## JOB
Transcribe each line of the records below exactly, excluding any embedded images.

## MATERIALS PROVIDED
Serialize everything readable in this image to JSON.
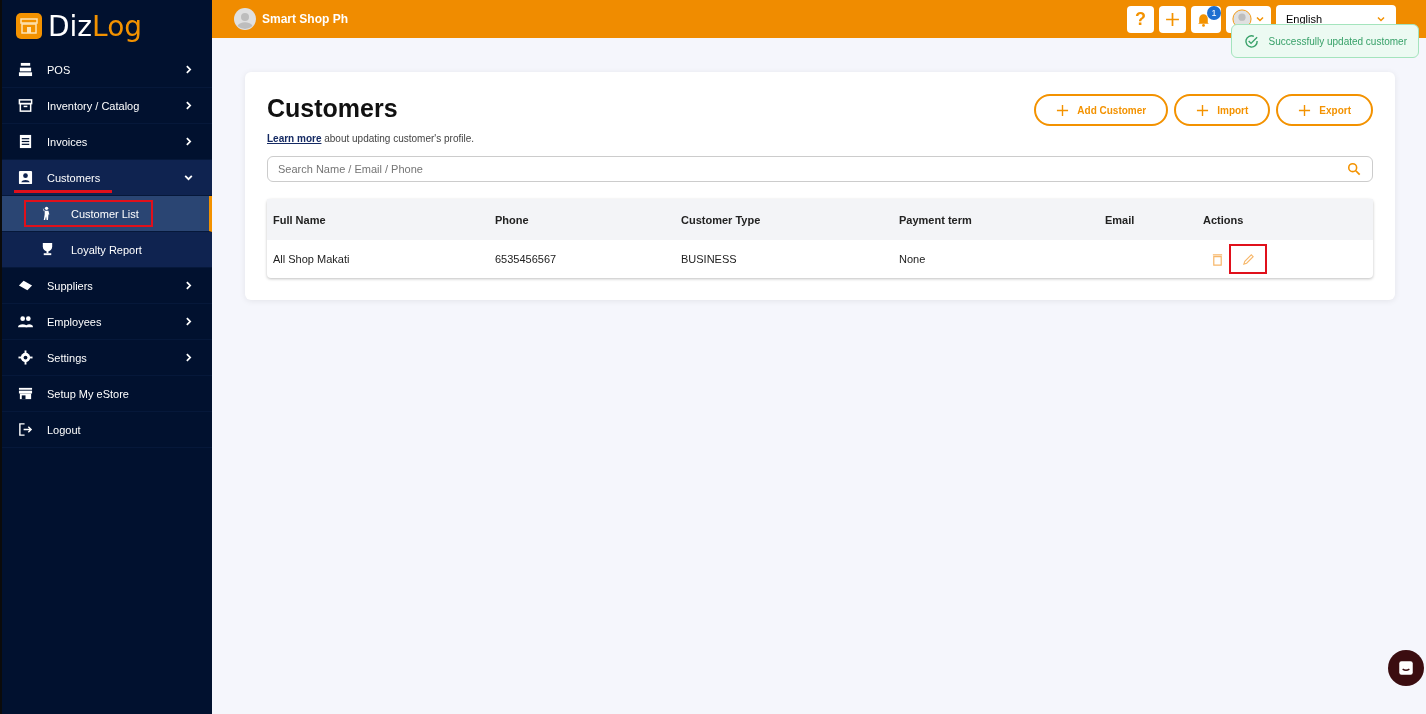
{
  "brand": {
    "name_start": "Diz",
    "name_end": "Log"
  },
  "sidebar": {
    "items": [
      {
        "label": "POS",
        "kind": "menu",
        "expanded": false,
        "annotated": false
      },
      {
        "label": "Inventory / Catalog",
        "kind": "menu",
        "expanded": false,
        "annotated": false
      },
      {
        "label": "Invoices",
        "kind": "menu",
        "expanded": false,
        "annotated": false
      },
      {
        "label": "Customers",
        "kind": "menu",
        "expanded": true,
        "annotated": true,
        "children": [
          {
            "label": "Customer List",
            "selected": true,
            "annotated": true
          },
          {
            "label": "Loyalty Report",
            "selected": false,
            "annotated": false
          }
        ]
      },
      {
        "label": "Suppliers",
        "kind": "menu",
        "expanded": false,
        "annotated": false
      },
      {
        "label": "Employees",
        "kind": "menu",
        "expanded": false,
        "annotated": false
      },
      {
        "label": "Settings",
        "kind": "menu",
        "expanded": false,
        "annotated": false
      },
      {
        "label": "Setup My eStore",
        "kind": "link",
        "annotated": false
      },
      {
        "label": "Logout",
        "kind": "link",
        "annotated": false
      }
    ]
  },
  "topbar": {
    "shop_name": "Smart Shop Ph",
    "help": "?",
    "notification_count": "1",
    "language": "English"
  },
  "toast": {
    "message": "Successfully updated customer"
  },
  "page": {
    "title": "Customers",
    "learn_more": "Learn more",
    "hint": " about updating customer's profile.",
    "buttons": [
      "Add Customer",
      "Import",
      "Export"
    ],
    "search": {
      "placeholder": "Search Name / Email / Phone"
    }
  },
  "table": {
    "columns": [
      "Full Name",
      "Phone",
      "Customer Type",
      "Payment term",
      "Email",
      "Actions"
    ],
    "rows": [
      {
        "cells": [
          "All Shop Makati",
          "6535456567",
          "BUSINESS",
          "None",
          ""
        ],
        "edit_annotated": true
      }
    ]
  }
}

## RESULT OF THIS TASK
Serialize everything readable in this image to JSON.
{
  "brand": {
    "name_start": "Diz",
    "name_end": "Log"
  },
  "sidebar": {
    "items": [
      {
        "label": "POS",
        "kind": "menu",
        "expanded": false,
        "annotated": false
      },
      {
        "label": "Inventory / Catalog",
        "kind": "menu",
        "expanded": false,
        "annotated": false
      },
      {
        "label": "Invoices",
        "kind": "menu",
        "expanded": false,
        "annotated": false
      },
      {
        "label": "Customers",
        "kind": "menu",
        "expanded": true,
        "annotated": true,
        "children": [
          {
            "label": "Customer List",
            "selected": true,
            "annotated": true
          },
          {
            "label": "Loyalty Report",
            "selected": false,
            "annotated": false
          }
        ]
      },
      {
        "label": "Suppliers",
        "kind": "menu",
        "expanded": false,
        "annotated": false
      },
      {
        "label": "Employees",
        "kind": "menu",
        "expanded": false,
        "annotated": false
      },
      {
        "label": "Settings",
        "kind": "menu",
        "expanded": false,
        "annotated": false
      },
      {
        "label": "Setup My eStore",
        "kind": "link",
        "annotated": false
      },
      {
        "label": "Logout",
        "kind": "link",
        "annotated": false
      }
    ]
  },
  "topbar": {
    "shop_name": "Smart Shop Ph",
    "help": "?",
    "notification_count": "1",
    "language": "English"
  },
  "toast": {
    "message": "Successfully updated customer"
  },
  "page": {
    "title": "Customers",
    "learn_more": "Learn more",
    "hint": " about updating customer's profile.",
    "buttons": [
      "Add Customer",
      "Import",
      "Export"
    ],
    "search": {
      "placeholder": "Search Name / Email / Phone"
    }
  },
  "table": {
    "columns": [
      "Full Name",
      "Phone",
      "Customer Type",
      "Payment term",
      "Email",
      "Actions"
    ],
    "rows": [
      {
        "cells": [
          "All Shop Makati",
          "6535456567",
          "BUSINESS",
          "None",
          ""
        ],
        "edit_annotated": true
      }
    ]
  }
}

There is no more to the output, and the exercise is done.